### SHORT EXERCISE
Every line of the listing must be reproduced as it stands. Leave the images behind.

### EXERCISE MATERIALS
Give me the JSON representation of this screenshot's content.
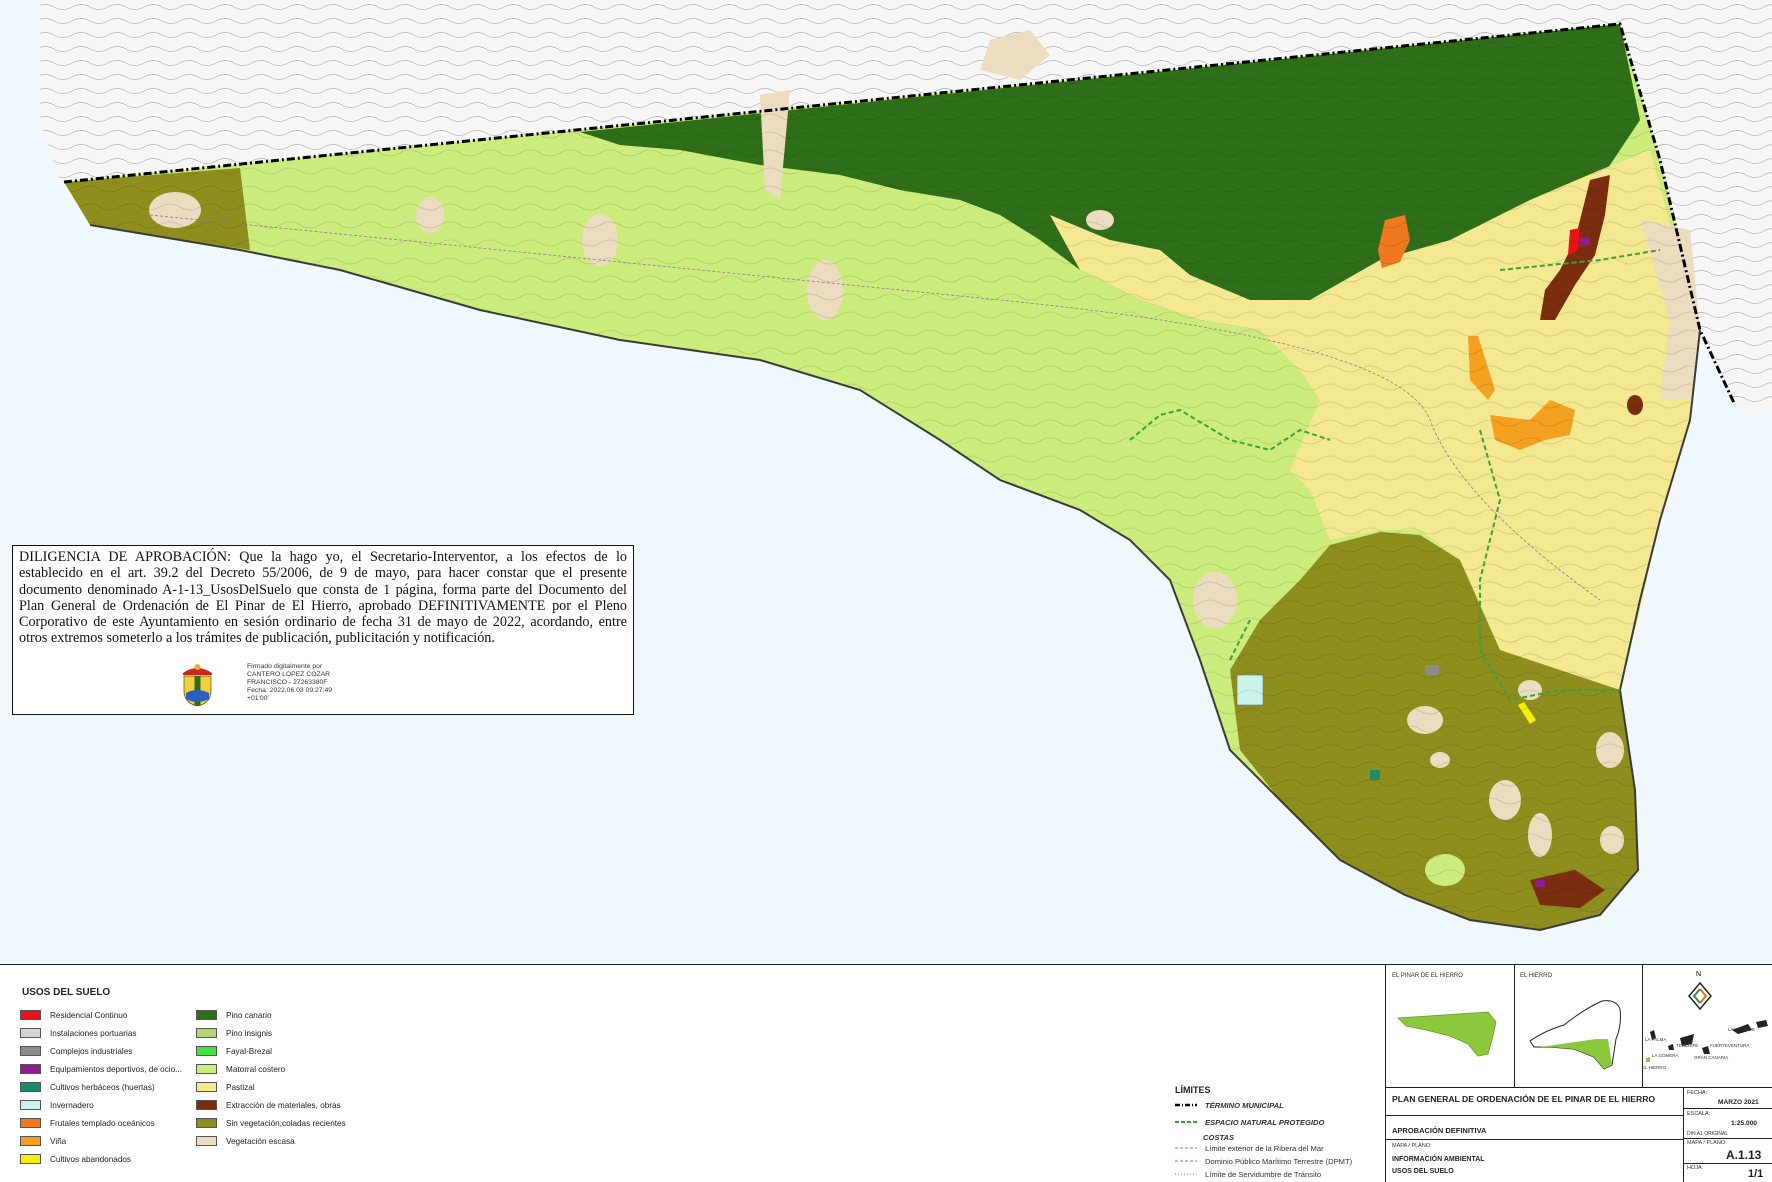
{
  "diligencia": {
    "text": "DILIGENCIA DE APROBACIÓN: Que la hago yo, el Secretario-Interventor, a los efectos de lo establecido en el art. 39.2 del Decreto 55/2006, de 9 de mayo, para hacer constar que el presente documento denominado A-1-13_UsosDelSuelo que consta de 1 página, forma parte del Documento del Plan General de Ordenación de El Pinar de El Hierro, aprobado DEFINITIVAMENTE por el Pleno Corporativo de este Ayuntamiento en sesión ordinario de fecha 31 de mayo de 2022, acordando, entre otros extremos someterlo a los trámites de publicación, publicitación y notificación.",
    "signature": {
      "line1": "Firmado digitalmente por",
      "line2": "CANTERO LOPEZ COZAR",
      "line3": "FRANCISCO - 27263380F",
      "line4": "Fecha: 2022.06.03 09:27:49",
      "line5": "+01'00'"
    }
  },
  "legend": {
    "title": "USOS DEL SUELO",
    "col1": [
      {
        "label": "Residencial Continuo",
        "color": "#e8101c"
      },
      {
        "label": "Instalaciones portuarias",
        "color": "#d8d4d0"
      },
      {
        "label": "Complejos industriales",
        "color": "#8c8c8c"
      },
      {
        "label": "Equipamientos deportivos, de ocio...",
        "color": "#8e1e8e"
      },
      {
        "label": "Cultivos herbáceos (huertas)",
        "color": "#1a8c6c"
      },
      {
        "label": "Invernadero",
        "color": "#c8f4ec"
      },
      {
        "label": "Frutales templado oceánicos",
        "color": "#f0781e"
      },
      {
        "label": "Viña",
        "color": "#f4a020"
      },
      {
        "label": "Cultivos abandonados",
        "color": "#f4f000"
      }
    ],
    "col2": [
      {
        "label": "Pino canario",
        "color": "#2e6e18"
      },
      {
        "label": "Pino insignis",
        "color": "#b4d478"
      },
      {
        "label": "Fayal-Brezal",
        "color": "#44e040"
      },
      {
        "label": "Matorral costero",
        "color": "#cdec7e"
      },
      {
        "label": "Pastizal",
        "color": "#f4e890"
      },
      {
        "label": "Extracción de materiales, obras",
        "color": "#7a2e0e"
      },
      {
        "label": "Sin vegetación;coladas recientes",
        "color": "#8e8e1e"
      },
      {
        "label": "Vegetación escasa",
        "color": "#ecdcc0"
      }
    ]
  },
  "limits": {
    "title": "LÍMITES",
    "termino": "TÉRMINO MUNICIPAL",
    "espacio": "ESPACIO NATURAL PROTEGIDO",
    "costas": "COSTAS",
    "ribera": "Límite exterior de la Ribera del Mar",
    "dpmt": "Dominio Público Marítimo Terrestre (DPMT)",
    "servidumbre": "Límite de Servidumbre de Tránsito"
  },
  "titleblock": {
    "loc1": "EL PINAR DE EL HIERRO",
    "loc2": "EL HIERRO",
    "north": "N",
    "islands": {
      "la_palma": "LA PALMA",
      "tenerife": "TENERIFE",
      "lanzarote": "LANZAROTE",
      "fuerteventura": "FUERTEVENTURA",
      "gran_canaria": "GRAN CANARIA",
      "la_gomera": "LA GOMERA",
      "el_hierro": "EL HIERRO"
    },
    "plan_title": "PLAN GENERAL DE ORDENACIÓN DE EL PINAR DE EL HIERRO",
    "aprobacion": "APROBACIÓN DEFINITIVA",
    "mapa_label": "MAPA / PLANO:",
    "info": "INFORMACIÓN AMBIENTAL",
    "usos": "USOS DEL SUELO",
    "fecha_label": "FECHA:",
    "fecha": "MARZO 2021",
    "escala_label": "ESCALA:",
    "escala": "1:25.000",
    "din": "DIN A1 ORIGINAL",
    "plano_label": "MAPA / PLANO:",
    "plano": "A.1.13",
    "hoja_label": "HOJA:",
    "hoja": "1/1"
  },
  "colors": {
    "sea": "#f0f7fd",
    "outside": "#f4f4f4"
  }
}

### FINISHED TASK
Give me the JSON representation of this screenshot's content.
{
  "diligencia": {
    "text": "DILIGENCIA DE APROBACIÓN: Que la hago yo, el Secretario-Interventor, a los efectos de lo establecido en el art. 39.2 del Decreto 55/2006, de 9 de mayo, para hacer constar que el presente documento denominado A-1-13_UsosDelSuelo que consta de 1 página, forma parte del Documento del Plan General de Ordenación de El Pinar de El Hierro, aprobado DEFINITIVAMENTE por el Pleno Corporativo de este Ayuntamiento en sesión ordinario de fecha 31 de mayo de 2022, acordando, entre otros extremos someterlo a los trámites de publicación, publicitación y notificación.",
    "signature": {
      "line1": "Firmado digitalmente por",
      "line2": "CANTERO LOPEZ COZAR",
      "line3": "FRANCISCO - 27263380F",
      "line4": "Fecha: 2022.06.03 09:27:49",
      "line5": "+01'00'"
    }
  },
  "legend": {
    "title": "USOS DEL SUELO",
    "col1": [
      {
        "label": "Residencial Continuo",
        "color": "#e8101c"
      },
      {
        "label": "Instalaciones portuarias",
        "color": "#d8d4d0"
      },
      {
        "label": "Complejos industriales",
        "color": "#8c8c8c"
      },
      {
        "label": "Equipamientos deportivos, de ocio...",
        "color": "#8e1e8e"
      },
      {
        "label": "Cultivos herbáceos (huertas)",
        "color": "#1a8c6c"
      },
      {
        "label": "Invernadero",
        "color": "#c8f4ec"
      },
      {
        "label": "Frutales templado oceánicos",
        "color": "#f0781e"
      },
      {
        "label": "Viña",
        "color": "#f4a020"
      },
      {
        "label": "Cultivos abandonados",
        "color": "#f4f000"
      }
    ],
    "col2": [
      {
        "label": "Pino canario",
        "color": "#2e6e18"
      },
      {
        "label": "Pino insignis",
        "color": "#b4d478"
      },
      {
        "label": "Fayal-Brezal",
        "color": "#44e040"
      },
      {
        "label": "Matorral costero",
        "color": "#cdec7e"
      },
      {
        "label": "Pastizal",
        "color": "#f4e890"
      },
      {
        "label": "Extracción de materiales, obras",
        "color": "#7a2e0e"
      },
      {
        "label": "Sin vegetación;coladas recientes",
        "color": "#8e8e1e"
      },
      {
        "label": "Vegetación escasa",
        "color": "#ecdcc0"
      }
    ]
  },
  "limits": {
    "title": "LÍMITES",
    "termino": "TÉRMINO MUNICIPAL",
    "espacio": "ESPACIO NATURAL PROTEGIDO",
    "costas": "COSTAS",
    "ribera": "Límite exterior de la Ribera del Mar",
    "dpmt": "Dominio Público Marítimo Terrestre (DPMT)",
    "servidumbre": "Límite de Servidumbre de Tránsito"
  },
  "titleblock": {
    "loc1": "EL PINAR DE EL HIERRO",
    "loc2": "EL HIERRO",
    "north": "N",
    "islands": {
      "la_palma": "LA PALMA",
      "tenerife": "TENERIFE",
      "lanzarote": "LANZAROTE",
      "fuerteventura": "FUERTEVENTURA",
      "gran_canaria": "GRAN CANARIA",
      "la_gomera": "LA GOMERA",
      "el_hierro": "EL HIERRO"
    },
    "plan_title": "PLAN GENERAL DE ORDENACIÓN DE EL PINAR DE EL HIERRO",
    "aprobacion": "APROBACIÓN DEFINITIVA",
    "mapa_label": "MAPA / PLANO:",
    "info": "INFORMACIÓN AMBIENTAL",
    "usos": "USOS DEL SUELO",
    "fecha_label": "FECHA:",
    "fecha": "MARZO 2021",
    "escala_label": "ESCALA:",
    "escala": "1:25.000",
    "din": "DIN A1 ORIGINAL",
    "plano_label": "MAPA / PLANO:",
    "plano": "A.1.13",
    "hoja_label": "HOJA:",
    "hoja": "1/1"
  },
  "colors": {
    "sea": "#f0f7fd",
    "outside": "#f4f4f4"
  }
}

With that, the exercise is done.